**Work instructions:**
Each line below should be quoted exactly, please.

[Saved data entries]
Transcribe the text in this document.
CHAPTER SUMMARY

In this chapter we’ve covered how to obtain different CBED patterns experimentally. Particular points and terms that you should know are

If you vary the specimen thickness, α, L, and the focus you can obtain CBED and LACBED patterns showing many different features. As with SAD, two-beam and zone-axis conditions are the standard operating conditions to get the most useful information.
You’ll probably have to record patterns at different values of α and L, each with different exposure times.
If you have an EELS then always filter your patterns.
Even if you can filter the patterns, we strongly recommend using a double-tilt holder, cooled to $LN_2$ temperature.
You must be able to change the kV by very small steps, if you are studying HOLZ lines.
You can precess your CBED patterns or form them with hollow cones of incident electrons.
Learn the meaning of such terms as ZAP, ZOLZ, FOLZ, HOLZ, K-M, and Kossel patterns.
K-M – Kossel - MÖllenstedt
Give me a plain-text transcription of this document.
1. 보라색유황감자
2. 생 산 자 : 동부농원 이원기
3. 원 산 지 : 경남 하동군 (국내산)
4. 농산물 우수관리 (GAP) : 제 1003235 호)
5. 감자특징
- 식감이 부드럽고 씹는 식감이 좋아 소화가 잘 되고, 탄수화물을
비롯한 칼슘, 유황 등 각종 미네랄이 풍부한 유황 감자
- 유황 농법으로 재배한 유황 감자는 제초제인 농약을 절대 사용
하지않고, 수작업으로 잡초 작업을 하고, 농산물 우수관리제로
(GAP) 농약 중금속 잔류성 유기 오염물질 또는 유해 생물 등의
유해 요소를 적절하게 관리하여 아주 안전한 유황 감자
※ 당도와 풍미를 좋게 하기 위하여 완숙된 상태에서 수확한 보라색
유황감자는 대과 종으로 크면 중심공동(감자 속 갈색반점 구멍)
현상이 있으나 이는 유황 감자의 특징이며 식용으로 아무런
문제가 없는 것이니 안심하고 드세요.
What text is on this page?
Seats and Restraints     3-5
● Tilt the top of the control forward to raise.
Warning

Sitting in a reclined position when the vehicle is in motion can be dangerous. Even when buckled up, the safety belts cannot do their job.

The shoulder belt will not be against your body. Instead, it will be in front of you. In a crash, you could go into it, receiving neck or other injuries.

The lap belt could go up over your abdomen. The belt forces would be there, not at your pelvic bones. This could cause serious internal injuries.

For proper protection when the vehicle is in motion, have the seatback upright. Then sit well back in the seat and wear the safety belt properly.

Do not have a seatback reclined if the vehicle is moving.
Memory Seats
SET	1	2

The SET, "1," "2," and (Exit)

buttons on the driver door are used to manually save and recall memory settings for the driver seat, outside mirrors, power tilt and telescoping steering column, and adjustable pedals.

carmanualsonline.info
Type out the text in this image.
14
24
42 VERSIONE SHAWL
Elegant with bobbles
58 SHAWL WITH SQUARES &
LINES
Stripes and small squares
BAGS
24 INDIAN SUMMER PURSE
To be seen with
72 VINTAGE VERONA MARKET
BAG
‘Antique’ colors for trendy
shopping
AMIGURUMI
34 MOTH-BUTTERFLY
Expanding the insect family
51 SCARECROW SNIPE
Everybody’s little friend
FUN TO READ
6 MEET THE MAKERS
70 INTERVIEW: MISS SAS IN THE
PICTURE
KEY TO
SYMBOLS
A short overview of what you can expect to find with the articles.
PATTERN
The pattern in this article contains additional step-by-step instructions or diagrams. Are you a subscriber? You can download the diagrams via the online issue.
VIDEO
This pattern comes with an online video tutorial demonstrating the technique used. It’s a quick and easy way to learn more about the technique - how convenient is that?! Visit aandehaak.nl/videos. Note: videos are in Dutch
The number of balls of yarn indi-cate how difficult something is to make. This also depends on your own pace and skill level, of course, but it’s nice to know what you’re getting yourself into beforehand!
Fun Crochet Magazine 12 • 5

**Exercise response:**
Transcribe the text in this document.
CHAPTER SUMMARY

In this chapter we’ve covered how to obtain different CBED patterns experimentally. Particular points and terms that you should know are

If you vary the specimen thickness, α, L, and the focus you can obtain CBED and LACBED patterns showing many different features. As with SAD, two-beam and zone-axis conditions are the standard operating conditions to get the most useful information.
You’ll probably have to record patterns at different values of α and L, each with different exposure times.
If you have an EELS then always filter your patterns.
Even if you can filter the patterns, we strongly recommend using a double-tilt holder, cooled to $LN_2$ temperature.
You must be able to change the kV by very small steps, if you are studying HOLZ lines.
You can precess your CBED patterns or form them with hollow cones of incident electrons.
Learn the meaning of such terms as ZAP, ZOLZ, FOLZ, HOLZ, K-M, and Kossel patterns.
K-M – Kossel - MÖllenstedt
Give me a plain-text transcription of this document.
1. 보라색유황감자
2. 생 산 자 : 동부농원 이원기
3. 원 산 지 : 경남 하동군 (국내산)
4. 농산물 우수관리 (GAP) : 제 1003235 호)
5. 감자특징
- 식감이 부드럽고 씹는 식감이 좋아 소화가 잘 되고, 탄수화물을
비롯한 칼슘, 유황 등 각종 미네랄이 풍부한 유황 감자
- 유황 농법으로 재배한 유황 감자는 제초제인 농약을 절대 사용
하지않고, 수작업으로 잡초 작업을 하고, 농산물 우수관리제로
(GAP) 농약 중금속 잔류성 유기 오염물질 또는 유해 생물 등의
유해 요소를 적절하게 관리하여 아주 안전한 유황 감자
※ 당도와 풍미를 좋게 하기 위하여 완숙된 상태에서 수확한 보라색
유황감자는 대과 종으로 크면 중심공동(감자 속 갈색반점 구멍)
현상이 있으나 이는 유황 감자의 특징이며 식용으로 아무런
문제가 없는 것이니 안심하고 드세요.
What text is on this page?
Seats and Restraints     3-5
● Tilt the top of the control forward to raise.
Warning

Sitting in a reclined position when the vehicle is in motion can be dangerous. Even when buckled up, the safety belts cannot do their job.

The shoulder belt will not be against your body. Instead, it will be in front of you. In a crash, you could go into it, receiving neck or other injuries.

The lap belt could go up over your abdomen. The belt forces would be there, not at your pelvic bones. This could cause serious internal injuries.

For proper protection when the vehicle is in motion, have the seatback upright. Then sit well back in the seat and wear the safety belt properly.

Do not have a seatback reclined if the vehicle is moving.
Memory Seats
SET	1	2

The SET, "1," "2," and (Exit)

buttons on the driver door are used to manually save and recall memory settings for the driver seat, outside mirrors, power tilt and telescoping steering column, and adjustable pedals.

carmanualsonline.info
Type out the text in this image.
14
24
42 VERSIONE SHAWL
Elegant with bobbles
58 SHAWL WITH SQUARES &
LINES
Stripes and small squares
BAGS
24 INDIAN SUMMER PURSE
To be seen with
72 VINTAGE VERONA MARKET
BAG
‘Antique’ colors for trendy
shopping
AMIGURUMI
34 MOTH-BUTTERFLY
Expanding the insect family
51 SCARECROW SNIPE
Everybody’s little friend
FUN TO READ
6 MEET THE MAKERS
70 INTERVIEW: MISS SAS IN THE
PICTURE
KEY TO
SYMBOLS
A short overview of what you can expect to find with the articles.
PATTERN
The pattern in this article contains additional step-by-step instructions or diagrams. Are you a subscriber? You can download the diagrams via the online issue.
VIDEO
This pattern comes with an online video tutorial demonstrating the technique used. It’s a quick and easy way to learn more about the technique - how convenient is that?! Visit aandehaak.nl/videos. Note: videos are in Dutch
The number of balls of yarn indi-cate how difficult something is to make. This also depends on your own pace and skill level, of course, but it’s nice to know what you’re getting yourself into beforehand!
Fun Crochet Magazine 12 • 5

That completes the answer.